▶ _THE EXERCISE_
Please reproduce every record, keeping each one exactly as written.

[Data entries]
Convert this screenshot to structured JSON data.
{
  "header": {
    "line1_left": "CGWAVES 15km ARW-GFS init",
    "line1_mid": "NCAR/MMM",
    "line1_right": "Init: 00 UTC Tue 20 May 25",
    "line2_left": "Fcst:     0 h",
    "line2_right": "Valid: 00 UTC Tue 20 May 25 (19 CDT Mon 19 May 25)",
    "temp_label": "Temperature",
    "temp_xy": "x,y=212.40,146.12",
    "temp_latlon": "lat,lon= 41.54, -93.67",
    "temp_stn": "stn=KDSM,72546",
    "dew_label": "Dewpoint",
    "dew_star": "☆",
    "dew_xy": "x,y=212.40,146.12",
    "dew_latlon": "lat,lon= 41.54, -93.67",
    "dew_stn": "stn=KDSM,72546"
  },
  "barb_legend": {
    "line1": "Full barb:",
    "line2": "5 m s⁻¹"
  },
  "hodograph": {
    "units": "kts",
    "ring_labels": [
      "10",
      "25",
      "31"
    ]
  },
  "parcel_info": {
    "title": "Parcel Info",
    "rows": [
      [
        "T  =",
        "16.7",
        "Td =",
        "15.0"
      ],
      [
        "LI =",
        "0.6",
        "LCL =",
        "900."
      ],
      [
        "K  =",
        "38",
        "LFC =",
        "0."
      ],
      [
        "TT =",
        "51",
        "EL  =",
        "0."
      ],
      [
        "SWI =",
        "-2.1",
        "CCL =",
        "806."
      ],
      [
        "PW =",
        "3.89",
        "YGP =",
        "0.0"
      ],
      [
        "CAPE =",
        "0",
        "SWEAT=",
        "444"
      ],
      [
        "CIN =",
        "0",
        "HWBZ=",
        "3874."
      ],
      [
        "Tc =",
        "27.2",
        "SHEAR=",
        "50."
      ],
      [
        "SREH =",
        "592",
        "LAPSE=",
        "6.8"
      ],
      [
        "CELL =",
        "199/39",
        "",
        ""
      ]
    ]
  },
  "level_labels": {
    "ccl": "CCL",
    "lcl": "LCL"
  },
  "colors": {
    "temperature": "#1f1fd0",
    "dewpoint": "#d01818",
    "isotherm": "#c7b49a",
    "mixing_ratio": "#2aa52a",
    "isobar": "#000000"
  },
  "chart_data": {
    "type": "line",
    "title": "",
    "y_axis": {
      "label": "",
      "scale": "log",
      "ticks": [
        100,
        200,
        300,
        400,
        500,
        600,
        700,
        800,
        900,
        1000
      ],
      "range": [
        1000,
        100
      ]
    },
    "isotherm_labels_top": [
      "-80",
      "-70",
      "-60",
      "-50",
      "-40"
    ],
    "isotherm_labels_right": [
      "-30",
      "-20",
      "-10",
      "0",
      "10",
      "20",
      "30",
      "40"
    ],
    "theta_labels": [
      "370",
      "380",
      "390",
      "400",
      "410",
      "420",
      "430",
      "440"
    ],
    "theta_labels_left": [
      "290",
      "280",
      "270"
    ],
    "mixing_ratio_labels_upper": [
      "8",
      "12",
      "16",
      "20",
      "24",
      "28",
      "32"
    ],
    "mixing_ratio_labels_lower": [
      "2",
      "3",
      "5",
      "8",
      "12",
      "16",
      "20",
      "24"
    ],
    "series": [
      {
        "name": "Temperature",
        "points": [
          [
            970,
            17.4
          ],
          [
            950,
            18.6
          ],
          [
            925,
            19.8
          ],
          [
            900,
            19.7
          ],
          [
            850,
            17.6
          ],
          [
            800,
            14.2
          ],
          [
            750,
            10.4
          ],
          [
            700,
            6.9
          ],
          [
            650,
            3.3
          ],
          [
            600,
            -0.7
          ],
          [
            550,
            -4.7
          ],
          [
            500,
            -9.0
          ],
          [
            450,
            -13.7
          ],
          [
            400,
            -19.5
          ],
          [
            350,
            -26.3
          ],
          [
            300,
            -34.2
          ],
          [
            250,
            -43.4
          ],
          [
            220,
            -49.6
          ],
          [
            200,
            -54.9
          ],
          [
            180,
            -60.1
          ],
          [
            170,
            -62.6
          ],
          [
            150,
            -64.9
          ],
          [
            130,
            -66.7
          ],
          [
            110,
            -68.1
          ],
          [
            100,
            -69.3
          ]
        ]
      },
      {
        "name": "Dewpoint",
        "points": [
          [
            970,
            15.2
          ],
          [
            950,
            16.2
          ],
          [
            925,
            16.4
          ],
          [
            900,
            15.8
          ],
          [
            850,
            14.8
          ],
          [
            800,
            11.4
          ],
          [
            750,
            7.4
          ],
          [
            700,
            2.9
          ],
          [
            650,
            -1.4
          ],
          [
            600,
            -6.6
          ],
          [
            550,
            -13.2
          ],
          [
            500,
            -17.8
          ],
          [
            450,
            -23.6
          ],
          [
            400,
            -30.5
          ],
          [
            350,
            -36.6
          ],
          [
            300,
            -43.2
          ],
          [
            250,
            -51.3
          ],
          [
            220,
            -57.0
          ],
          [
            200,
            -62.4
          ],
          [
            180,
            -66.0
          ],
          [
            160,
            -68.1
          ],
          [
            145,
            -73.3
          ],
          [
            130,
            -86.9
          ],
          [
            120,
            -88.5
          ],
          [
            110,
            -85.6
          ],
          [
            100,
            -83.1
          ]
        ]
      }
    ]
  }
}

▶ _WRITTEN ANSWER_
Convert this screenshot to structured JSON data.
{
  "header": {
    "line1_left": "CGWAVES 15km ARW-GFS init",
    "line1_mid": "NCAR/MMM",
    "line1_right": "Init: 00 UTC Tue 20 May 25",
    "line2_left": "Fcst:     0 h",
    "line2_right": "Valid: 00 UTC Tue 20 May 25 (19 CDT Mon 19 May 25)",
    "temp_label": "Temperature",
    "temp_xy": "x,y=212.40,146.12",
    "temp_latlon": "lat,lon= 41.54, -93.67",
    "temp_stn": "stn=KDSM,72546",
    "dew_label": "Dewpoint",
    "dew_star": "☆",
    "dew_xy": "x,y=212.40,146.12",
    "dew_latlon": "lat,lon= 41.54, -93.67",
    "dew_stn": "stn=KDSM,72546"
  },
  "barb_legend": {
    "line1": "Full barb:",
    "line2": "5 m s⁻¹"
  },
  "hodograph": {
    "units": "kts",
    "ring_labels": [
      "10",
      "25",
      "31"
    ]
  },
  "parcel_info": {
    "title": "Parcel Info",
    "rows": [
      [
        "T  =",
        "16.7",
        "Td =",
        "15.0"
      ],
      [
        "LI =",
        "0.6",
        "LCL =",
        "900."
      ],
      [
        "K  =",
        "38",
        "LFC =",
        "0."
      ],
      [
        "TT =",
        "51",
        "EL  =",
        "0."
      ],
      [
        "SWI =",
        "-2.1",
        "CCL =",
        "806."
      ],
      [
        "PW =",
        "3.89",
        "YGP =",
        "0.0"
      ],
      [
        "CAPE =",
        "0",
        "SWEAT=",
        "444"
      ],
      [
        "CIN =",
        "0",
        "HWBZ=",
        "3874."
      ],
      [
        "Tc =",
        "27.2",
        "SHEAR=",
        "50."
      ],
      [
        "SREH =",
        "592",
        "LAPSE=",
        "6.8"
      ],
      [
        "CELL =",
        "199/39",
        "",
        ""
      ]
    ]
  },
  "level_labels": {
    "ccl": "CCL",
    "lcl": "LCL"
  },
  "colors": {
    "temperature": "#1f1fd0",
    "dewpoint": "#d01818",
    "isotherm": "#c7b49a",
    "mixing_ratio": "#2aa52a",
    "isobar": "#000000"
  },
  "chart_data": {
    "type": "line",
    "title": "",
    "y_axis": {
      "label": "",
      "scale": "log",
      "ticks": [
        100,
        200,
        300,
        400,
        500,
        600,
        700,
        800,
        900,
        1000
      ],
      "range": [
        1000,
        100
      ]
    },
    "isotherm_labels_top": [
      "-80",
      "-70",
      "-60",
      "-50",
      "-40"
    ],
    "isotherm_labels_right": [
      "-30",
      "-20",
      "-10",
      "0",
      "10",
      "20",
      "30",
      "40"
    ],
    "theta_labels": [
      "370",
      "380",
      "390",
      "400",
      "410",
      "420",
      "430",
      "440"
    ],
    "theta_labels_left": [
      "290",
      "280",
      "270"
    ],
    "mixing_ratio_labels_upper": [
      "8",
      "12",
      "16",
      "20",
      "24",
      "28",
      "32"
    ],
    "mixing_ratio_labels_lower": [
      "2",
      "3",
      "5",
      "8",
      "12",
      "16",
      "20",
      "24"
    ],
    "series": [
      {
        "name": "Temperature",
        "points": [
          [
            970,
            17.4
          ],
          [
            950,
            18.6
          ],
          [
            925,
            19.8
          ],
          [
            900,
            19.7
          ],
          [
            850,
            17.6
          ],
          [
            800,
            14.2
          ],
          [
            750,
            10.4
          ],
          [
            700,
            6.9
          ],
          [
            650,
            3.3
          ],
          [
            600,
            -0.7
          ],
          [
            550,
            -4.7
          ],
          [
            500,
            -9.0
          ],
          [
            450,
            -13.7
          ],
          [
            400,
            -19.5
          ],
          [
            350,
            -26.3
          ],
          [
            300,
            -34.2
          ],
          [
            250,
            -43.4
          ],
          [
            220,
            -49.6
          ],
          [
            200,
            -54.9
          ],
          [
            180,
            -60.1
          ],
          [
            170,
            -62.6
          ],
          [
            150,
            -64.9
          ],
          [
            130,
            -66.7
          ],
          [
            110,
            -68.1
          ],
          [
            100,
            -69.3
          ]
        ]
      },
      {
        "name": "Dewpoint",
        "points": [
          [
            970,
            15.2
          ],
          [
            950,
            16.2
          ],
          [
            925,
            16.4
          ],
          [
            900,
            15.8
          ],
          [
            850,
            14.8
          ],
          [
            800,
            11.4
          ],
          [
            750,
            7.4
          ],
          [
            700,
            2.9
          ],
          [
            650,
            -1.4
          ],
          [
            600,
            -6.6
          ],
          [
            550,
            -13.2
          ],
          [
            500,
            -17.8
          ],
          [
            450,
            -23.6
          ],
          [
            400,
            -30.5
          ],
          [
            350,
            -36.6
          ],
          [
            300,
            -43.2
          ],
          [
            250,
            -51.3
          ],
          [
            220,
            -57.0
          ],
          [
            200,
            -62.4
          ],
          [
            180,
            -66.0
          ],
          [
            160,
            -68.1
          ],
          [
            145,
            -73.3
          ],
          [
            130,
            -86.9
          ],
          [
            120,
            -88.5
          ],
          [
            110,
            -85.6
          ],
          [
            100,
            -83.1
          ]
        ]
      }
    ]
  }
}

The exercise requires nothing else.